** BEGIN DOCUMENT SECTION **
It wasn’t easy being Gandhi

Saintly characters in fiction are said to be less interesting than wicked characters.  But in real life, it is good people who are more interesting.  I recently finished reading Great Soul: Mahatma Gandhi and His Struggle With India, the new biography by Joseph Lelyveld.  This book shows Gandhi to be much more complex and interesting than an Adolf Hitler or Joseph Stalin.

He did not begin his career as an ascetic old man in a loincloth with his spinning wheel, abstaining from meat and sexual intercourse.  Rather, as the photographs in the book show, he began as a dapper, well-dressed youth South African lawyer angered because he was not treated in the manner to which his education and social class entitled him.

His transformation into the elderly “half-naked fakir” (as Winston Churchill described him) reflect a long evolution, as well as many trials and errors.

He sought to merge his personal struggle for personal peace and unity with India’s national struggle for peace and unity, and there always was a tension between Gandhi the religious leader and Gandhi the political leader.  Through his asceticism, he captured the imagination of the Indian masses as no other Indian leader of his time did.  His methods of non-violent struggle helped prepare India’s masses for self-government, and won India’s independence with a minimum of bloodshed and hatred between Britons and Indians.  But the masses did not necessarily follow his other teachings, particularly on equality for the Untouchable caste and on Hindu-Muslim India.
** END DOCUMENT SECTION **
** BEGIN PROVIDED RECORDS **
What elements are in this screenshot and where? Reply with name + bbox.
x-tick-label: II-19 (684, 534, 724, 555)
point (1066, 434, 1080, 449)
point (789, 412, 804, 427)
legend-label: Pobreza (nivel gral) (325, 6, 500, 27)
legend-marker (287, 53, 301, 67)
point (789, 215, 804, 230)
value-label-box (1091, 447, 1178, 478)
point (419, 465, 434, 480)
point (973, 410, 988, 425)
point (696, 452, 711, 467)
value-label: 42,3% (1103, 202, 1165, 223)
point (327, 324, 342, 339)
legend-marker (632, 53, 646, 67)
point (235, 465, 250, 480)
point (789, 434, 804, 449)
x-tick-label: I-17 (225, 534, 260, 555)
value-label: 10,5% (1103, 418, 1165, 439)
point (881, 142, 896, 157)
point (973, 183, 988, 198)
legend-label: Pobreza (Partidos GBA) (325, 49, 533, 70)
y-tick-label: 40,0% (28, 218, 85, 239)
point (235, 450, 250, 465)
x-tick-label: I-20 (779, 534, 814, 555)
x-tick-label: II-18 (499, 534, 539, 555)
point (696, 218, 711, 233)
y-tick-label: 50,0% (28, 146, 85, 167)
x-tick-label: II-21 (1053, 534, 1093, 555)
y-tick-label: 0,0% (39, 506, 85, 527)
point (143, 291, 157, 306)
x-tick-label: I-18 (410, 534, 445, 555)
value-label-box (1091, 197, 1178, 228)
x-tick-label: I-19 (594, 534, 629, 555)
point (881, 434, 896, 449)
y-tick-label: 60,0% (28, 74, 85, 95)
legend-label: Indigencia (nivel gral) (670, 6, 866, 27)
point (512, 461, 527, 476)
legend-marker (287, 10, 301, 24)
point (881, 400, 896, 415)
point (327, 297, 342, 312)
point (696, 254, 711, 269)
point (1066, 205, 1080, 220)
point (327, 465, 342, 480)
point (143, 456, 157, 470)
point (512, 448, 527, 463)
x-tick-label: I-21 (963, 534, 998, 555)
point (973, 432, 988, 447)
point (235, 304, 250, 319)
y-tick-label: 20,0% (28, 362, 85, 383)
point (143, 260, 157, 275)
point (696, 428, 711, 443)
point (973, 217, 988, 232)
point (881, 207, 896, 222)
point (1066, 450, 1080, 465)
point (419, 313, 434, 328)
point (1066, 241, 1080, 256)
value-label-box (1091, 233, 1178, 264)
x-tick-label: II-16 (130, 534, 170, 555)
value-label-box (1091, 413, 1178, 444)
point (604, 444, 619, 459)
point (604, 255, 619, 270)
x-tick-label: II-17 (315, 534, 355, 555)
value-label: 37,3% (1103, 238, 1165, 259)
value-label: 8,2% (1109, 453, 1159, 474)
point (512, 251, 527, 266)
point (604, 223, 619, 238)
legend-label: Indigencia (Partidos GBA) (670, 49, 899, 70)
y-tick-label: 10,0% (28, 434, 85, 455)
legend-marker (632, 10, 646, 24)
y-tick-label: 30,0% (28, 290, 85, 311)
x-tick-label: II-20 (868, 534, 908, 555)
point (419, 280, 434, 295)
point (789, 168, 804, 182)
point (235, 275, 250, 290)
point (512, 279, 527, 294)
** END PROVIDED RECORDS **
• [REQUESTS]
a: Answer these questions using the piece on Gandhi, one answer per line with matching markers:
(i) Who wrote the biography Great Soul: Mahatma Gandhi and His Struggle With India?
(ii) Who described Gandhi as a "half-naked fakir"?
(iii) Which two of Gandhi's teachings did the masses not necessarily follow?
b: Translate this sentence from the piece on Gandhi into Spanish: "Through his asceticism, he captured the imagination of the Indian masses as no other Indian leader of his time did."
c: Repeat the passage from the piece on Gandhi, starting at "It wasn’t easy" and ending at "or Joseph Stalin.".
These records were taken from a separate source.

• [SOLUTIONS IN ORDER]
a:
(i) Joseph Lelyveld
(ii) Winston Churchill
(iii) His teachings on equality for the Untouchable caste and on Hindu-Muslim India

b: Mediante su ascetismo, cautivó la imaginación de las masas indias como ningún otro líder indio de su época lo hizo.

c:
It wasn’t easy being Gandhi

Saintly characters in fiction are said to be less interesting than wicked characters.  But in real life, it is good people who are more interesting.  I recently finished reading Great Soul: Mahatma Gandhi and His Struggle With India, the new biography by Joseph Lelyveld.  This book shows Gandhi to be much more complex and interesting than an Adolf Hitler or Joseph Stalin.